[START OF Available data]

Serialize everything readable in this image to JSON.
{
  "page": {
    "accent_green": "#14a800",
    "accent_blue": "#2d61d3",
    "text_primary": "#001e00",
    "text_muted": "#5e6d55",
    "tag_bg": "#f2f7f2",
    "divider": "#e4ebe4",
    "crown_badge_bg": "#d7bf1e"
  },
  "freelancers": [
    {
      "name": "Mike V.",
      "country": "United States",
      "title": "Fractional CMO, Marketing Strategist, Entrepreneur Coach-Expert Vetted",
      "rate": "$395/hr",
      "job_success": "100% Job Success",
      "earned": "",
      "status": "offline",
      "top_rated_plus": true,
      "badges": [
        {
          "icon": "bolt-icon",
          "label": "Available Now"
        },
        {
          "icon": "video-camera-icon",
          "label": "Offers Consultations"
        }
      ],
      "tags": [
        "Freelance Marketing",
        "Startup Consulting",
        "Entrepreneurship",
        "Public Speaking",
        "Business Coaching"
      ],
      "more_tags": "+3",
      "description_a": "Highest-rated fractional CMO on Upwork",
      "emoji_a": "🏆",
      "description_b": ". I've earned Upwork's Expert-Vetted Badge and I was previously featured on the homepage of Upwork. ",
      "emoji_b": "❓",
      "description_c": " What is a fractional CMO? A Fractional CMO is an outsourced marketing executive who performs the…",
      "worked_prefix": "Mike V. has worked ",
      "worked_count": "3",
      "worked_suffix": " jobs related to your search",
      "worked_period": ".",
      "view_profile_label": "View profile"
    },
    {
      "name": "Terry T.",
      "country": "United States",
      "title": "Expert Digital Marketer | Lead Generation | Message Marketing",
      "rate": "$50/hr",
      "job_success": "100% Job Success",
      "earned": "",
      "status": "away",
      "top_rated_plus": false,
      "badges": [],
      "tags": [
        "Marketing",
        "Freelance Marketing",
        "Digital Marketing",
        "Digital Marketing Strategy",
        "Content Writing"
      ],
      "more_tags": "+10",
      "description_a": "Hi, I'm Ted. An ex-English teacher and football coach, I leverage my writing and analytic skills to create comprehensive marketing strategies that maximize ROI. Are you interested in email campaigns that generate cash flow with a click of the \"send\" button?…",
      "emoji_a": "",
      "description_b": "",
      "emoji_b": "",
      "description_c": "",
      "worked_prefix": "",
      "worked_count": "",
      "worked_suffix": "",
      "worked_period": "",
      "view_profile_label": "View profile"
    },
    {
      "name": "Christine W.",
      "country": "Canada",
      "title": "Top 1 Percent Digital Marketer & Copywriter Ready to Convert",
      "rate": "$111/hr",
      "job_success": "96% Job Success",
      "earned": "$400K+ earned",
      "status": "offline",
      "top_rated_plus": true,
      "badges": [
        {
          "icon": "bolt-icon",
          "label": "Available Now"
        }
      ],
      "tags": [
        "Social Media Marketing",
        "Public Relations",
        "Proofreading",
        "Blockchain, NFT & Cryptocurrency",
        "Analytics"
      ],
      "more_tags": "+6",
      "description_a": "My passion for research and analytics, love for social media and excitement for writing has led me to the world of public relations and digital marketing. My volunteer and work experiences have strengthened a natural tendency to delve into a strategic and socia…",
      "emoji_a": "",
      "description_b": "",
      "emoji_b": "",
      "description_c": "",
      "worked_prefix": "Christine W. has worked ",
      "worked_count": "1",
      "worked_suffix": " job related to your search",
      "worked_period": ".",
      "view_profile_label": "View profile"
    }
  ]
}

[END OF Available data]

* _Exercise directions_
Each record must be returned exactly as it is written.

* _Task output_
Serialize everything readable in this image to JSON.
{
  "page": {
    "accent_green": "#14a800",
    "accent_blue": "#2d61d3",
    "text_primary": "#001e00",
    "text_muted": "#5e6d55",
    "tag_bg": "#f2f7f2",
    "divider": "#e4ebe4",
    "crown_badge_bg": "#d7bf1e"
  },
  "freelancers": [
    {
      "name": "Mike V.",
      "country": "United States",
      "title": "Fractional CMO, Marketing Strategist, Entrepreneur Coach-Expert Vetted",
      "rate": "$395/hr",
      "job_success": "100% Job Success",
      "earned": "",
      "status": "offline",
      "top_rated_plus": true,
      "badges": [
        {
          "icon": "bolt-icon",
          "label": "Available Now"
        },
        {
          "icon": "video-camera-icon",
          "label": "Offers Consultations"
        }
      ],
      "tags": [
        "Freelance Marketing",
        "Startup Consulting",
        "Entrepreneurship",
        "Public Speaking",
        "Business Coaching"
      ],
      "more_tags": "+3",
      "description_a": "Highest-rated fractional CMO on Upwork",
      "emoji_a": "🏆",
      "description_b": ". I've earned Upwork's Expert-Vetted Badge and I was previously featured on the homepage of Upwork. ",
      "emoji_b": "❓",
      "description_c": " What is a fractional CMO? A Fractional CMO is an outsourced marketing executive who performs the…",
      "worked_prefix": "Mike V. has worked ",
      "worked_count": "3",
      "worked_suffix": " jobs related to your search",
      "worked_period": ".",
      "view_profile_label": "View profile"
    },
    {
      "name": "Terry T.",
      "country": "United States",
      "title": "Expert Digital Marketer | Lead Generation | Message Marketing",
      "rate": "$50/hr",
      "job_success": "100% Job Success",
      "earned": "",
      "status": "away",
      "top_rated_plus": false,
      "badges": [],
      "tags": [
        "Marketing",
        "Freelance Marketing",
        "Digital Marketing",
        "Digital Marketing Strategy",
        "Content Writing"
      ],
      "more_tags": "+10",
      "description_a": "Hi, I'm Ted. An ex-English teacher and football coach, I leverage my writing and analytic skills to create comprehensive marketing strategies that maximize ROI. Are you interested in email campaigns that generate cash flow with a click of the \"send\" button?…",
      "emoji_a": "",
      "description_b": "",
      "emoji_b": "",
      "description_c": "",
      "worked_prefix": "",
      "worked_count": "",
      "worked_suffix": "",
      "worked_period": "",
      "view_profile_label": "View profile"
    },
    {
      "name": "Christine W.",
      "country": "Canada",
      "title": "Top 1 Percent Digital Marketer & Copywriter Ready to Convert",
      "rate": "$111/hr",
      "job_success": "96% Job Success",
      "earned": "$400K+ earned",
      "status": "offline",
      "top_rated_plus": true,
      "badges": [
        {
          "icon": "bolt-icon",
          "label": "Available Now"
        }
      ],
      "tags": [
        "Social Media Marketing",
        "Public Relations",
        "Proofreading",
        "Blockchain, NFT & Cryptocurrency",
        "Analytics"
      ],
      "more_tags": "+6",
      "description_a": "My passion for research and analytics, love for social media and excitement for writing has led me to the world of public relations and digital marketing. My volunteer and work experiences have strengthened a natural tendency to delve into a strategic and socia…",
      "emoji_a": "",
      "description_b": "",
      "emoji_b": "",
      "description_c": "",
      "worked_prefix": "Christine W. has worked ",
      "worked_count": "1",
      "worked_suffix": " job related to your search",
      "worked_period": ".",
      "view_profile_label": "View profile"
    }
  ]
}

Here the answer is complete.